» **The exercise**:
What is the number of lines in the data holding the word "document"? Give that number by itself.

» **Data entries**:

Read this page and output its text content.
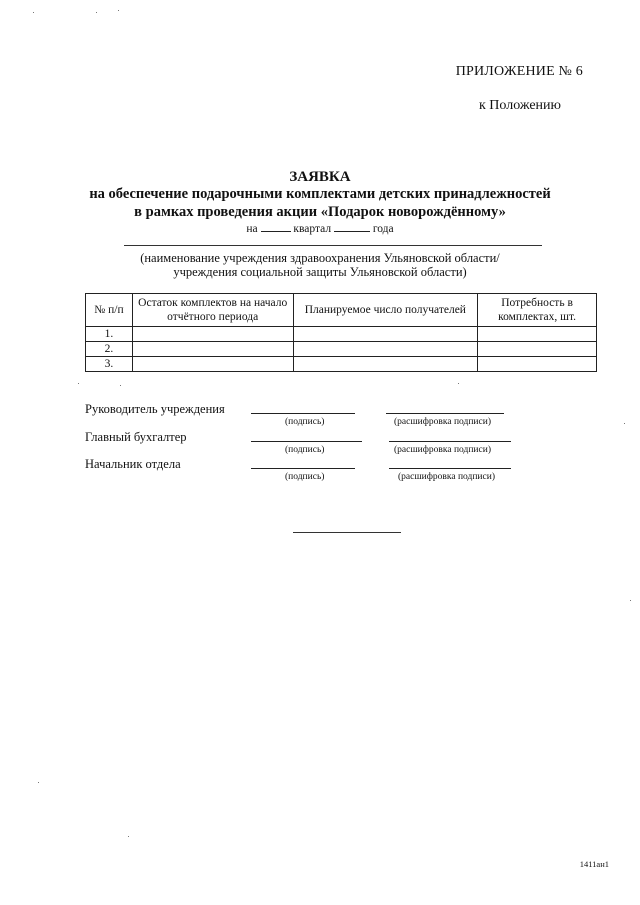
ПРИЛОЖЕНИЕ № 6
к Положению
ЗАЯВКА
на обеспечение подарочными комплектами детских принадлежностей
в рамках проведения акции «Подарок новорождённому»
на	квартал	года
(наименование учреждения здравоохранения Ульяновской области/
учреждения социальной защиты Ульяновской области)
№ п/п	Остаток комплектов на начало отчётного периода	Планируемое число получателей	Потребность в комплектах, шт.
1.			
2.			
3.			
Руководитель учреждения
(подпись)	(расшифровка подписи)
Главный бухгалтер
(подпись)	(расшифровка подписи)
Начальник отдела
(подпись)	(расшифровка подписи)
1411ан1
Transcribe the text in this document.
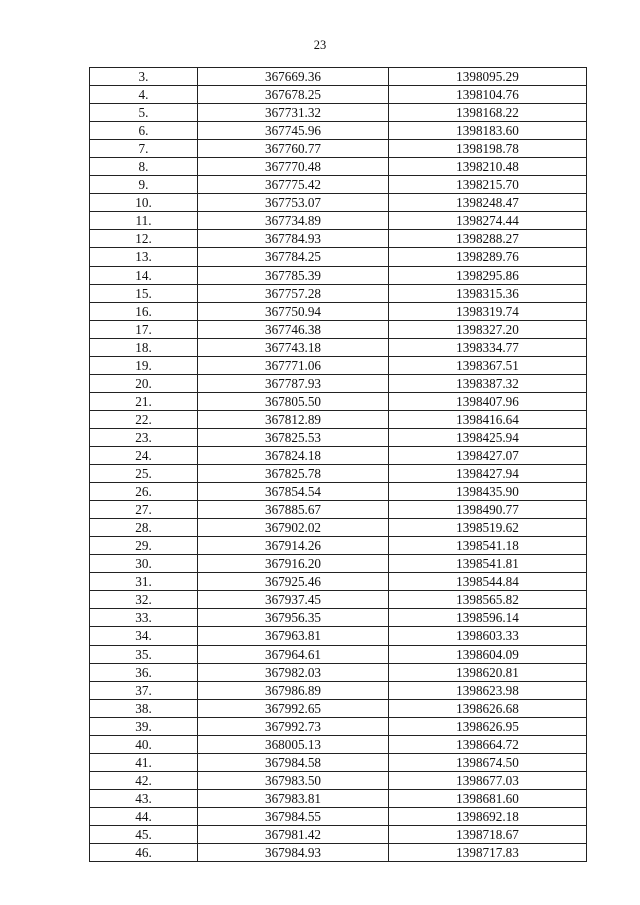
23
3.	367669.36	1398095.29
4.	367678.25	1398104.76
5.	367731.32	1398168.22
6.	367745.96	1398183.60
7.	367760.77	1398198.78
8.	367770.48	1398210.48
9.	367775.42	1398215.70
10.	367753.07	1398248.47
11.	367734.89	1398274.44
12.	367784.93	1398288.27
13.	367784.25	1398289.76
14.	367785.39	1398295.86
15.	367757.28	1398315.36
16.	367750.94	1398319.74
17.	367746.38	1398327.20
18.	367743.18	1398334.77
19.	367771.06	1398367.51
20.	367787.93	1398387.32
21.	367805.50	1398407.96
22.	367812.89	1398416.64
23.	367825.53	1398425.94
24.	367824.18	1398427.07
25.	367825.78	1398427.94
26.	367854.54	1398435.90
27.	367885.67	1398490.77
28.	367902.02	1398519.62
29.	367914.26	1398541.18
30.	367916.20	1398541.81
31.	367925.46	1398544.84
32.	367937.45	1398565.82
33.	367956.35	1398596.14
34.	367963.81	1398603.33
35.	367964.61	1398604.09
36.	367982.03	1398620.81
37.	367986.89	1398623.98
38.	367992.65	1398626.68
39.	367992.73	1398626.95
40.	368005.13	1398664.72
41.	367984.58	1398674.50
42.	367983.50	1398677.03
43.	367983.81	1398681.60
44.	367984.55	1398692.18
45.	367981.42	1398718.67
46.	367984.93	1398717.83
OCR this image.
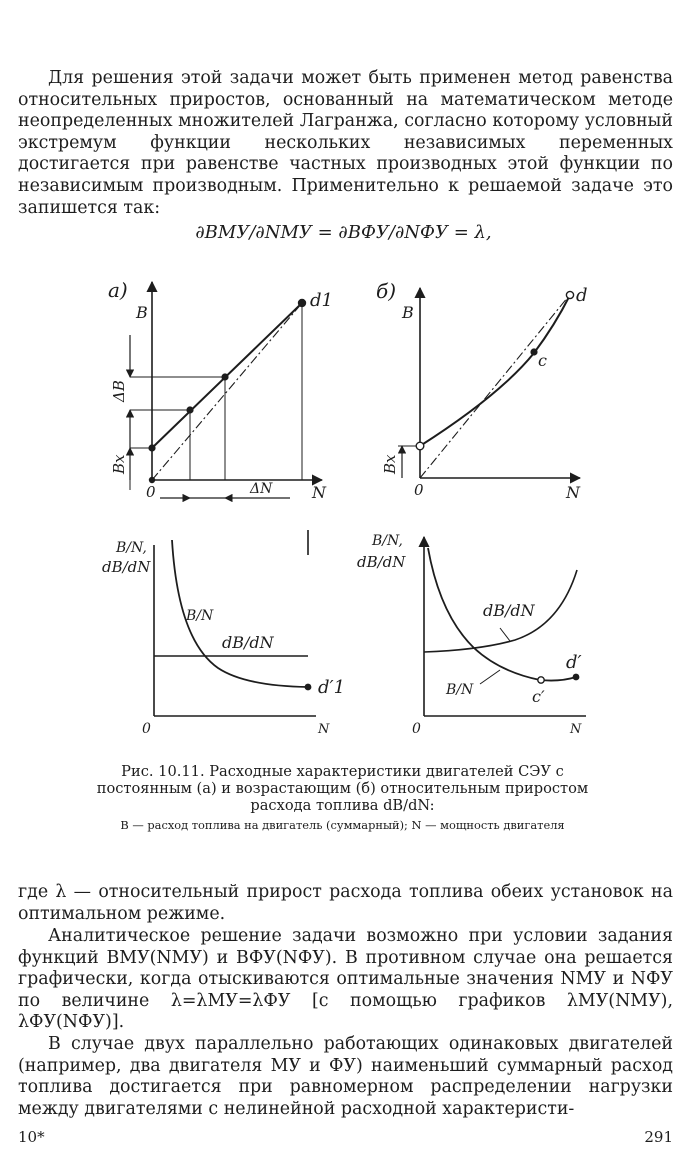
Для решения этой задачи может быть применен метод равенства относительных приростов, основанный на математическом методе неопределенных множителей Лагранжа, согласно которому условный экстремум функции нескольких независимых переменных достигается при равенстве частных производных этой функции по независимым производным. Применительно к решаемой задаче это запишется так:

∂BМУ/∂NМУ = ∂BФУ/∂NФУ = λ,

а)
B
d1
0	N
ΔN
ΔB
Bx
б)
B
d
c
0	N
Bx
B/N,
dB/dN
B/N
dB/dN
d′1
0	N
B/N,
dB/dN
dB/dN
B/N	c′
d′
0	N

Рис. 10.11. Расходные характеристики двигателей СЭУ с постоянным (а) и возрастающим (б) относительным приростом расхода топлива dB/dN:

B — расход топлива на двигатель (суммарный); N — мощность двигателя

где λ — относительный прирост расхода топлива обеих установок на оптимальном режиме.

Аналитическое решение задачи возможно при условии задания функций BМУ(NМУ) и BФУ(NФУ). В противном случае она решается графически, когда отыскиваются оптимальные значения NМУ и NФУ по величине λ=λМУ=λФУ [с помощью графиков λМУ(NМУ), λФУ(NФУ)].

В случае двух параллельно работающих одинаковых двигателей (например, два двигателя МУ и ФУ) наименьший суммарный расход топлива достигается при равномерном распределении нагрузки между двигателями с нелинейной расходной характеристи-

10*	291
* * *
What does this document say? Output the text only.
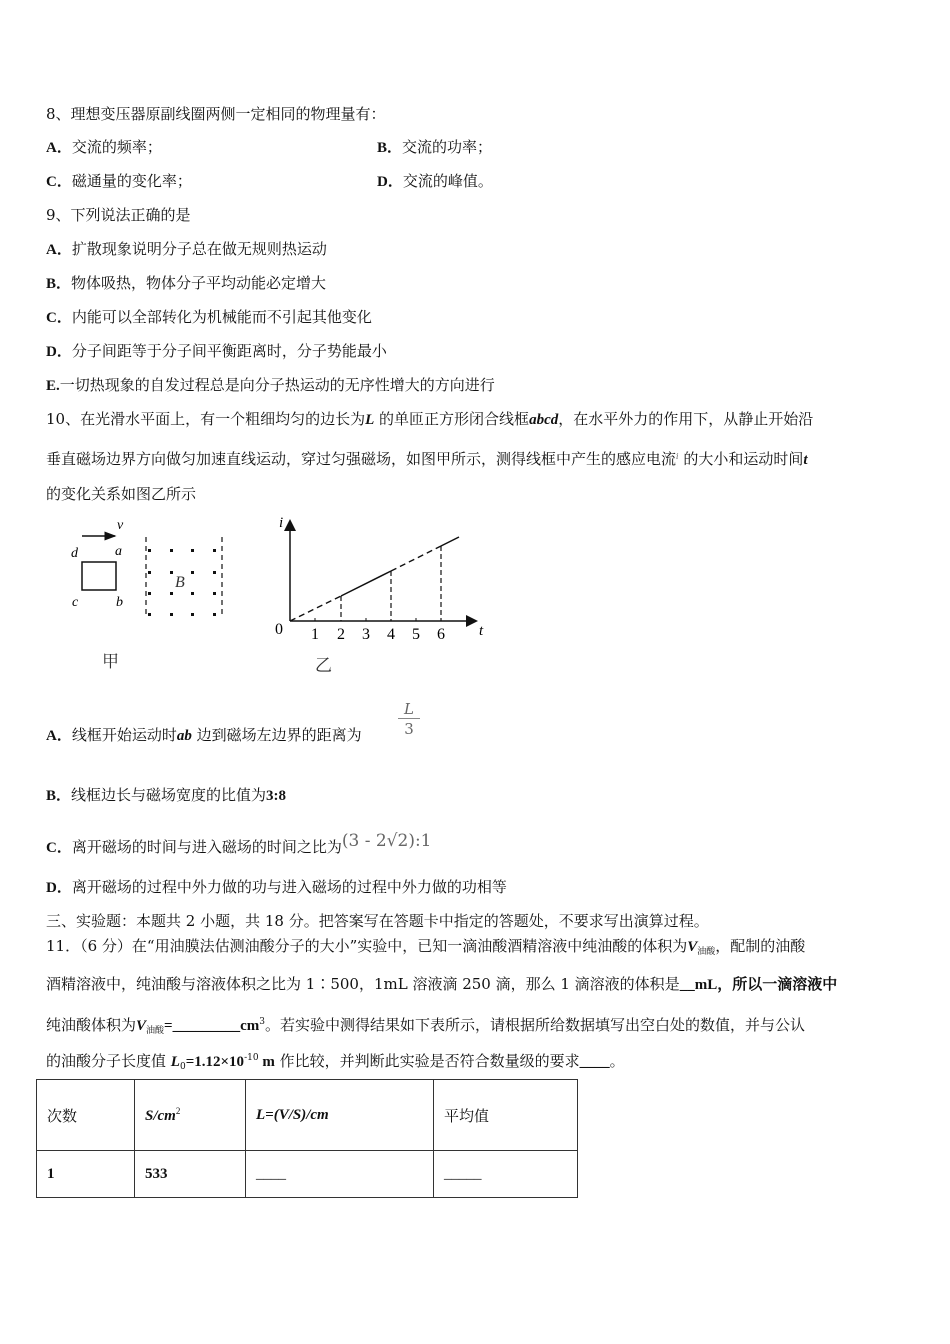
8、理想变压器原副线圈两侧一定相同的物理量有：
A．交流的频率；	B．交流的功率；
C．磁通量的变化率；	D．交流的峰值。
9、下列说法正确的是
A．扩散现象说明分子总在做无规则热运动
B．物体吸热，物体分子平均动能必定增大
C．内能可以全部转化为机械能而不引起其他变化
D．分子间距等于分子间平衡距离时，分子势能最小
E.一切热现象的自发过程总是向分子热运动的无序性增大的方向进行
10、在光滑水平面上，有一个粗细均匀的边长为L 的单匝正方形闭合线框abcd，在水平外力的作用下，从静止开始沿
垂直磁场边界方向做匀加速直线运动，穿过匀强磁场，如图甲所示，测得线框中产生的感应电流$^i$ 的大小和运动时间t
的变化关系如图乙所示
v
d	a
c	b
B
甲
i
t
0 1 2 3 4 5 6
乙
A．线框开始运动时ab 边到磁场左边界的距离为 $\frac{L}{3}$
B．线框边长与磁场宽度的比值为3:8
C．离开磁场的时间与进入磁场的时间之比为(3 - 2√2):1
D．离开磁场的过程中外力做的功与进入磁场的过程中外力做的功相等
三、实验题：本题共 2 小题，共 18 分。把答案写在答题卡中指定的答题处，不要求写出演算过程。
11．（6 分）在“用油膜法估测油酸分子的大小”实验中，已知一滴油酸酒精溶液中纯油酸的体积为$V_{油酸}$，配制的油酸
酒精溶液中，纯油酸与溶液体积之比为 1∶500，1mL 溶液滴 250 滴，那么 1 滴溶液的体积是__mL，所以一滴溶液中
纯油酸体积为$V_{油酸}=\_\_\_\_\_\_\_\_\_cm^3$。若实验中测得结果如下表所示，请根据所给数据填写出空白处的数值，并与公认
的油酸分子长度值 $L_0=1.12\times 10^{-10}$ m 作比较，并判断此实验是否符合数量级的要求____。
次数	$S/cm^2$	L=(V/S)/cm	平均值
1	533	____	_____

» **Result below**:
2